## TASKS
1. Could you restate the Ronis redemption passage starting at "On April 21, 2010, plaintiff" and ending at "estoppel and waiver.", substituting "current action" for "present action"?
2. How would you render this sentence from the Ronis redemption passage in Spanish: "The Connecticut Court of Probate appointed his widow, Ellen Ronis, as executrix on February 2, 2010."?

## EXCERPTED PASSAGE
Communications After Michael Ronis's Death Michael Ronis died on October 29, 2009. The Connecticut Court of Probate appointed his widow, Ellen Ronis, as executrix on February 2, 2010.

At the time of Michael Ronis's death, the four defendants were under the common control and ownership of Alice Cutler, who is the principal executive officer of each of the corporate defendants and the managing member of Atlantic City. At this time, Cutler owned more than 70% of the issued and outstanding shares of common stock in each of the three corporate defendants. Michael Ronis owned 15.38% of Broadway Feast, 26.6% of Little Fish, 20% of Times Square, and 13.47% of Atlantic City.

On November 16, 2009, defendants' accountant, Roy S. Tumpowsky of Joel Popkin & Company, P.C., submitted three letters to Cutler, including: (1) a letter setting forth calculations of the amounts he computed to be due for the redemptions of Michael Ronis's interests in the four defendants; (2) a letter with a computation of amounts due to Cutler under a November 26, 2002 promissory note relating to Michael Ronis's purchase of additional shares in Little Fish (the "Little Fish Note"); and (3) a letter with a summary asserting that $227,213.62 was due from Michael Ronis under three undocumented loan agreements. Defendants assert that Cutler made these three undocumented loans to Michael Ronis in 1994, 1998, and 1999 and that she subsequently assigned them, along with the Little Fish Note, to Little Fish.

Defendants exercised their rights to redeem the Ronis interests in a letter dated November 19, 2009. An exhibit attached to this letter stated that, by defendants' calculation, the aggregate value of Michael Ronis's interests was $6,112,383 In this letter, defendants asserted that the $227,213.62 due under the three undocumented loan agreements was an offset to the redemption valuations.

Subsequently, plaintiff, through her attorney, objected to the $6,112,383 as being too low. The issue related to what was to be included in the downward adjustment for management and administrative fees. This was important, because such adjustment was not to exceed 6% of net sales. Plaintiff relied on the audited financial statements of the companies, which had specific items for "Management and administrative fees," as items in the income statements. Plaintiff claimed that the use of these figures would increase the redemption value of Broadway Feast, Little Fish, and Times Square by $1,785,951. The attorney for the companies replied to the effect that the accountant doing the calculations did not use the figures for management and administrative fees from the financial statements but used the "actual" amount of those fees. The attorney contended that the line item in the financial statements included salaries and bonuses, and the consulting fee to someone named Polistina, and that these amounts needed to be "stripped out for the valuation calculation."

In addition, on April 29, 2010, Atlantic City tendered a check to plaintiff's counsel for $126,105. Counsel rejected this check. Plaintiff contends that certain consulting fees were erroneously used in the calculation, thus improperly reducing the value.

On April 21, 2010, plaintiff commenced the present action seeking to recover the higher level of redemptions. The principal ground plaintiff asserts for this claim is what has been described. Defendants deny liability. Among the affirmative defenses asserted are theories of estoppel and waiver.

## GIVEN MATERIAL
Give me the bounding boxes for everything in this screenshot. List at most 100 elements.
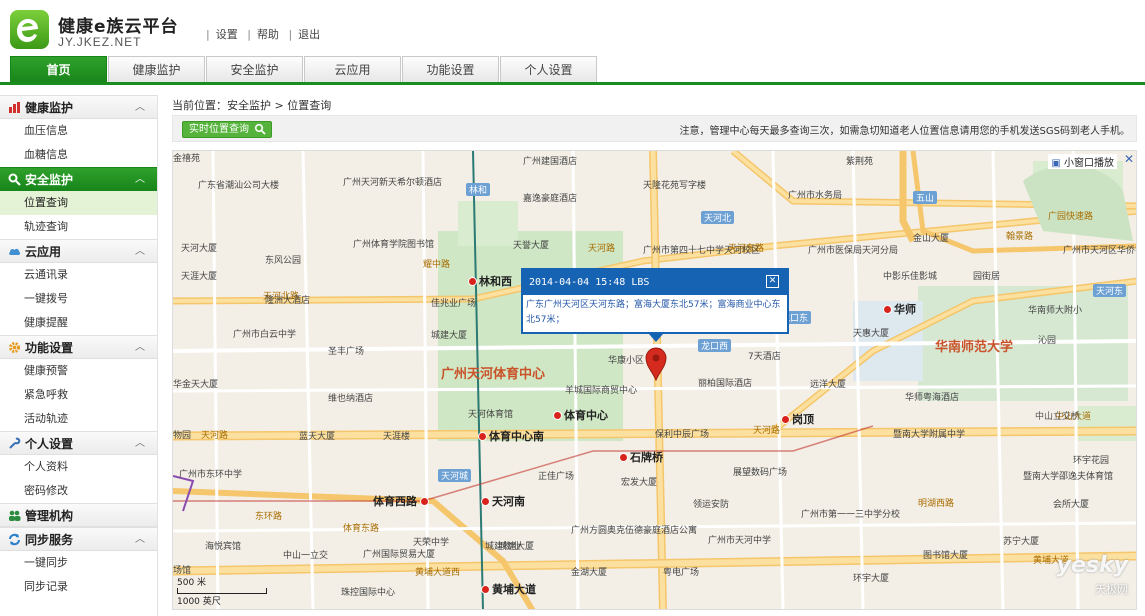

## SOLUTIONS BY TASK
1.
On April 21, 2010, plaintiff commenced the current action seeking to recover the higher level of redemptions. The principal ground plaintiff asserts for this claim is what has been described. Defendants deny liability. Among the affirmative defenses asserted are theories of estoppel and waiver.

2. El Tribunal de Sucesiones de Connecticut nombró a su viuda, Ellen Ronis, albacea el 2 de febrero de 2010.